>>>
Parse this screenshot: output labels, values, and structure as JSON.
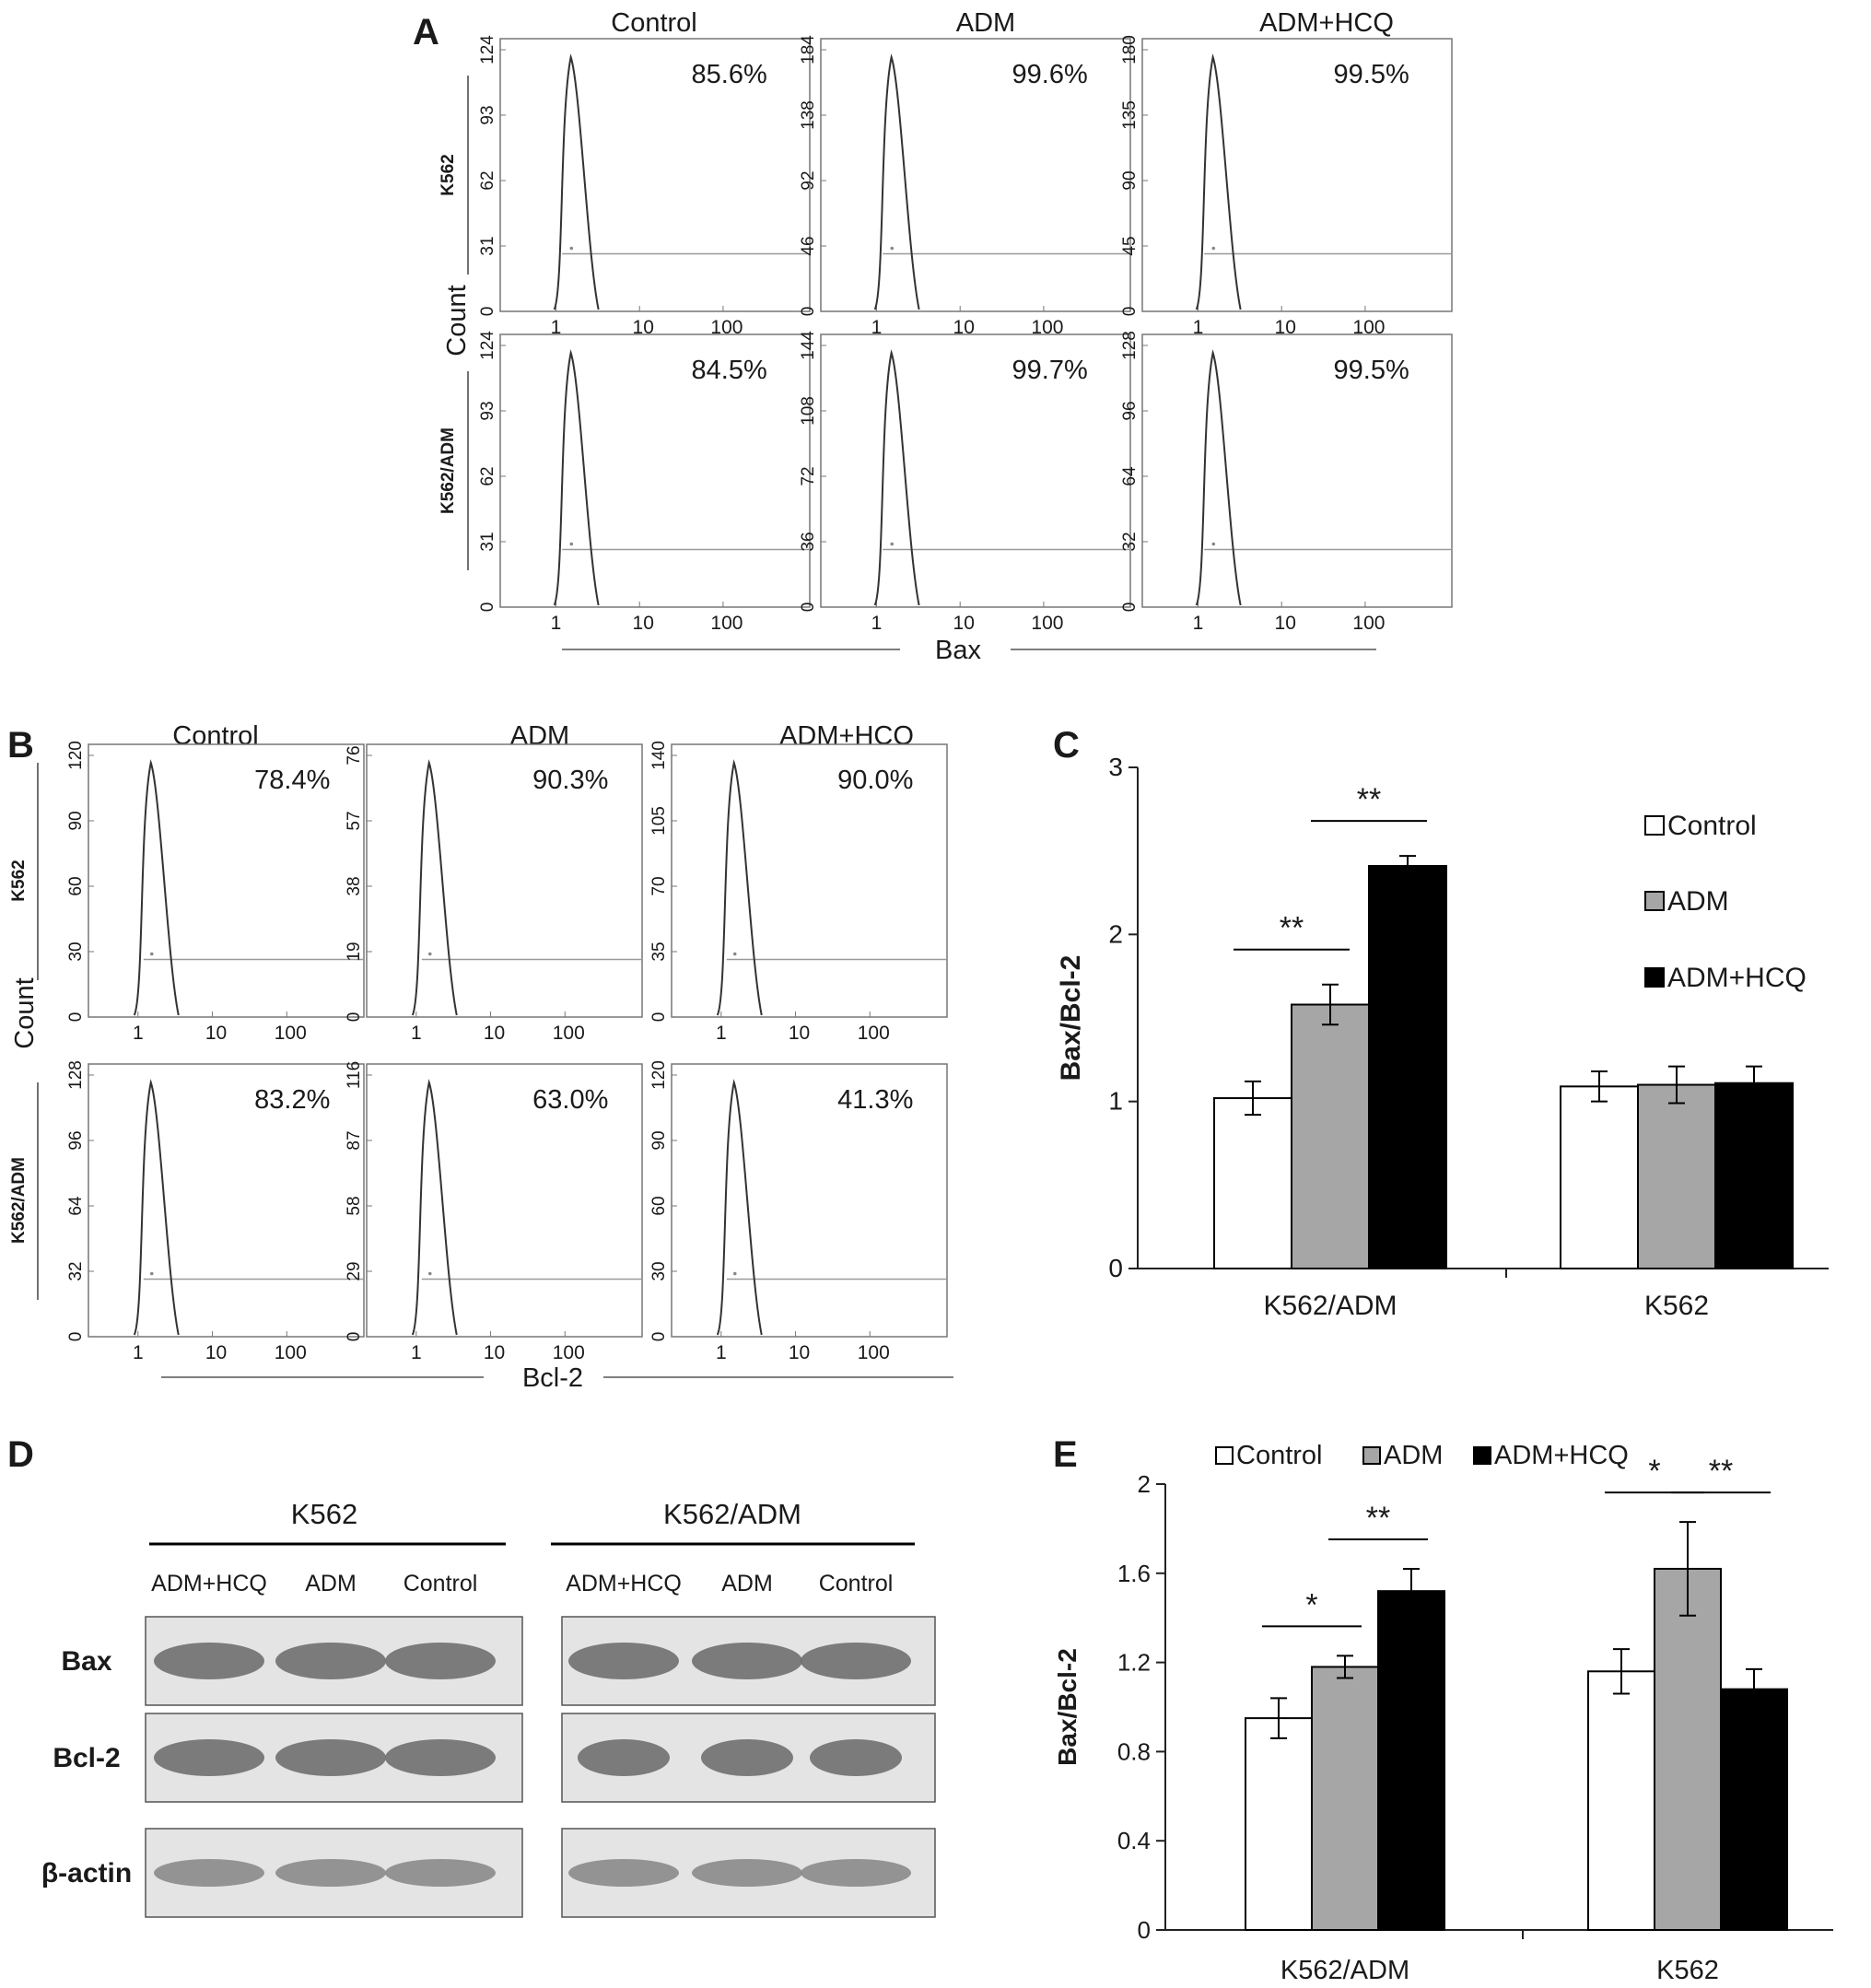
{
  "panels": {
    "A": {
      "letter": "A",
      "columns": [
        "Control",
        "ADM",
        "ADM+HCQ"
      ],
      "rows": [
        "K562",
        "K562/ADM"
      ],
      "y_axis_label": "Count",
      "x_axis_label": "Bax",
      "x_ticks": [
        "1",
        "10",
        "100"
      ],
      "histograms": [
        {
          "row": 0,
          "col": 0,
          "percent": "85.6%",
          "y_ticks": [
            "0",
            "31",
            "62",
            "93",
            "124"
          ]
        },
        {
          "row": 0,
          "col": 1,
          "percent": "99.6%",
          "y_ticks": [
            "0",
            "46",
            "92",
            "138",
            "184"
          ]
        },
        {
          "row": 0,
          "col": 2,
          "percent": "99.5%",
          "y_ticks": [
            "0",
            "45",
            "90",
            "135",
            "180"
          ]
        },
        {
          "row": 1,
          "col": 0,
          "percent": "84.5%",
          "y_ticks": [
            "0",
            "31",
            "62",
            "93",
            "124"
          ]
        },
        {
          "row": 1,
          "col": 1,
          "percent": "99.7%",
          "y_ticks": [
            "0",
            "36",
            "72",
            "108",
            "144"
          ]
        },
        {
          "row": 1,
          "col": 2,
          "percent": "99.5%",
          "y_ticks": [
            "0",
            "32",
            "64",
            "96",
            "128"
          ]
        }
      ]
    },
    "B": {
      "letter": "B",
      "columns": [
        "Control",
        "ADM",
        "ADM+HCQ"
      ],
      "rows": [
        "K562",
        "K562/ADM"
      ],
      "y_axis_label": "Count",
      "x_axis_label": "Bcl-2",
      "x_ticks": [
        "1",
        "10",
        "100"
      ],
      "histograms": [
        {
          "row": 0,
          "col": 0,
          "percent": "78.4%",
          "y_ticks": [
            "0",
            "30",
            "60",
            "90",
            "120"
          ]
        },
        {
          "row": 0,
          "col": 1,
          "percent": "90.3%",
          "y_ticks": [
            "0",
            "19",
            "38",
            "57",
            "76"
          ]
        },
        {
          "row": 0,
          "col": 2,
          "percent": "90.0%",
          "y_ticks": [
            "0",
            "35",
            "70",
            "105",
            "140"
          ]
        },
        {
          "row": 1,
          "col": 0,
          "percent": "83.2%",
          "y_ticks": [
            "0",
            "32",
            "64",
            "96",
            "128"
          ]
        },
        {
          "row": 1,
          "col": 1,
          "percent": "63.0%",
          "y_ticks": [
            "0",
            "29",
            "58",
            "87",
            "116"
          ]
        },
        {
          "row": 1,
          "col": 2,
          "percent": "41.3%",
          "y_ticks": [
            "0",
            "30",
            "60",
            "90",
            "120"
          ]
        }
      ]
    },
    "C": {
      "letter": "C"
    },
    "D": {
      "letter": "D",
      "groups": [
        "K562",
        "K562/ADM"
      ],
      "lanes": [
        "ADM+HCQ",
        "ADM",
        "Control"
      ],
      "proteins": [
        "Bax",
        "Bcl-2",
        "β-actin"
      ]
    },
    "E": {
      "letter": "E"
    }
  },
  "chart_data": [
    {
      "panel": "C",
      "type": "bar",
      "categories": [
        "K562/ADM",
        "K562"
      ],
      "ylabel": "Bax/Bcl-2",
      "ylim": [
        0,
        3
      ],
      "yticks": [
        "0",
        "1",
        "2",
        "3"
      ],
      "legend_position": "top-right",
      "series": [
        {
          "name": "Control",
          "values": [
            1.02,
            1.09
          ],
          "errors": [
            0.1,
            0.09
          ],
          "color": "#ffffff"
        },
        {
          "name": "ADM",
          "values": [
            1.58,
            1.1
          ],
          "errors": [
            0.12,
            0.11
          ],
          "color": "#a6a6a6"
        },
        {
          "name": "ADM+HCQ",
          "values": [
            2.41,
            1.11
          ],
          "errors": [
            0.06,
            0.1
          ],
          "color": "#000000"
        }
      ],
      "significance": [
        {
          "category": 0,
          "from": 0,
          "to": 1,
          "label": "**"
        },
        {
          "category": 0,
          "from": 1,
          "to": 2,
          "label": "**"
        }
      ]
    },
    {
      "panel": "E",
      "type": "bar",
      "categories": [
        "K562/ADM",
        "K562"
      ],
      "ylabel": "Bax/Bcl-2",
      "ylim": [
        0,
        2
      ],
      "yticks": [
        "0",
        "0.4",
        "0.8",
        "1.2",
        "1.6",
        "2"
      ],
      "legend_position": "top",
      "series": [
        {
          "name": "Control",
          "values": [
            0.95,
            1.16
          ],
          "errors": [
            0.09,
            0.1
          ],
          "color": "#ffffff"
        },
        {
          "name": "ADM",
          "values": [
            1.18,
            1.62
          ],
          "errors": [
            0.05,
            0.21
          ],
          "color": "#a6a6a6"
        },
        {
          "name": "ADM+HCQ",
          "values": [
            1.52,
            1.08
          ],
          "errors": [
            0.1,
            0.09
          ],
          "color": "#000000"
        }
      ],
      "significance": [
        {
          "category": 0,
          "from": 0,
          "to": 1,
          "label": "*"
        },
        {
          "category": 0,
          "from": 1,
          "to": 2,
          "label": "**"
        },
        {
          "category": 1,
          "from": 0,
          "to": 1,
          "label": "*"
        },
        {
          "category": 1,
          "from": 1,
          "to": 2,
          "label": "**"
        }
      ]
    }
  ]
}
<<<
**TASK DIRECTIONS**. Please copy the data above exactly, omitting the pictures.

**ANSWER AREA**.
Parse this screenshot: output labels, values, and structure as JSON.
{
  "panels": {
    "A": {
      "letter": "A",
      "columns": [
        "Control",
        "ADM",
        "ADM+HCQ"
      ],
      "rows": [
        "K562",
        "K562/ADM"
      ],
      "y_axis_label": "Count",
      "x_axis_label": "Bax",
      "x_ticks": [
        "1",
        "10",
        "100"
      ],
      "histograms": [
        {
          "row": 0,
          "col": 0,
          "percent": "85.6%",
          "y_ticks": [
            "0",
            "31",
            "62",
            "93",
            "124"
          ]
        },
        {
          "row": 0,
          "col": 1,
          "percent": "99.6%",
          "y_ticks": [
            "0",
            "46",
            "92",
            "138",
            "184"
          ]
        },
        {
          "row": 0,
          "col": 2,
          "percent": "99.5%",
          "y_ticks": [
            "0",
            "45",
            "90",
            "135",
            "180"
          ]
        },
        {
          "row": 1,
          "col": 0,
          "percent": "84.5%",
          "y_ticks": [
            "0",
            "31",
            "62",
            "93",
            "124"
          ]
        },
        {
          "row": 1,
          "col": 1,
          "percent": "99.7%",
          "y_ticks": [
            "0",
            "36",
            "72",
            "108",
            "144"
          ]
        },
        {
          "row": 1,
          "col": 2,
          "percent": "99.5%",
          "y_ticks": [
            "0",
            "32",
            "64",
            "96",
            "128"
          ]
        }
      ]
    },
    "B": {
      "letter": "B",
      "columns": [
        "Control",
        "ADM",
        "ADM+HCQ"
      ],
      "rows": [
        "K562",
        "K562/ADM"
      ],
      "y_axis_label": "Count",
      "x_axis_label": "Bcl-2",
      "x_ticks": [
        "1",
        "10",
        "100"
      ],
      "histograms": [
        {
          "row": 0,
          "col": 0,
          "percent": "78.4%",
          "y_ticks": [
            "0",
            "30",
            "60",
            "90",
            "120"
          ]
        },
        {
          "row": 0,
          "col": 1,
          "percent": "90.3%",
          "y_ticks": [
            "0",
            "19",
            "38",
            "57",
            "76"
          ]
        },
        {
          "row": 0,
          "col": 2,
          "percent": "90.0%",
          "y_ticks": [
            "0",
            "35",
            "70",
            "105",
            "140"
          ]
        },
        {
          "row": 1,
          "col": 0,
          "percent": "83.2%",
          "y_ticks": [
            "0",
            "32",
            "64",
            "96",
            "128"
          ]
        },
        {
          "row": 1,
          "col": 1,
          "percent": "63.0%",
          "y_ticks": [
            "0",
            "29",
            "58",
            "87",
            "116"
          ]
        },
        {
          "row": 1,
          "col": 2,
          "percent": "41.3%",
          "y_ticks": [
            "0",
            "30",
            "60",
            "90",
            "120"
          ]
        }
      ]
    },
    "C": {
      "letter": "C"
    },
    "D": {
      "letter": "D",
      "groups": [
        "K562",
        "K562/ADM"
      ],
      "lanes": [
        "ADM+HCQ",
        "ADM",
        "Control"
      ],
      "proteins": [
        "Bax",
        "Bcl-2",
        "β-actin"
      ]
    },
    "E": {
      "letter": "E"
    }
  },
  "chart_data": [
    {
      "panel": "C",
      "type": "bar",
      "categories": [
        "K562/ADM",
        "K562"
      ],
      "ylabel": "Bax/Bcl-2",
      "ylim": [
        0,
        3
      ],
      "yticks": [
        "0",
        "1",
        "2",
        "3"
      ],
      "legend_position": "top-right",
      "series": [
        {
          "name": "Control",
          "values": [
            1.02,
            1.09
          ],
          "errors": [
            0.1,
            0.09
          ],
          "color": "#ffffff"
        },
        {
          "name": "ADM",
          "values": [
            1.58,
            1.1
          ],
          "errors": [
            0.12,
            0.11
          ],
          "color": "#a6a6a6"
        },
        {
          "name": "ADM+HCQ",
          "values": [
            2.41,
            1.11
          ],
          "errors": [
            0.06,
            0.1
          ],
          "color": "#000000"
        }
      ],
      "significance": [
        {
          "category": 0,
          "from": 0,
          "to": 1,
          "label": "**"
        },
        {
          "category": 0,
          "from": 1,
          "to": 2,
          "label": "**"
        }
      ]
    },
    {
      "panel": "E",
      "type": "bar",
      "categories": [
        "K562/ADM",
        "K562"
      ],
      "ylabel": "Bax/Bcl-2",
      "ylim": [
        0,
        2
      ],
      "yticks": [
        "0",
        "0.4",
        "0.8",
        "1.2",
        "1.6",
        "2"
      ],
      "legend_position": "top",
      "series": [
        {
          "name": "Control",
          "values": [
            0.95,
            1.16
          ],
          "errors": [
            0.09,
            0.1
          ],
          "color": "#ffffff"
        },
        {
          "name": "ADM",
          "values": [
            1.18,
            1.62
          ],
          "errors": [
            0.05,
            0.21
          ],
          "color": "#a6a6a6"
        },
        {
          "name": "ADM+HCQ",
          "values": [
            1.52,
            1.08
          ],
          "errors": [
            0.1,
            0.09
          ],
          "color": "#000000"
        }
      ],
      "significance": [
        {
          "category": 0,
          "from": 0,
          "to": 1,
          "label": "*"
        },
        {
          "category": 0,
          "from": 1,
          "to": 2,
          "label": "**"
        },
        {
          "category": 1,
          "from": 0,
          "to": 1,
          "label": "*"
        },
        {
          "category": 1,
          "from": 1,
          "to": 2,
          "label": "**"
        }
      ]
    }
  ]
}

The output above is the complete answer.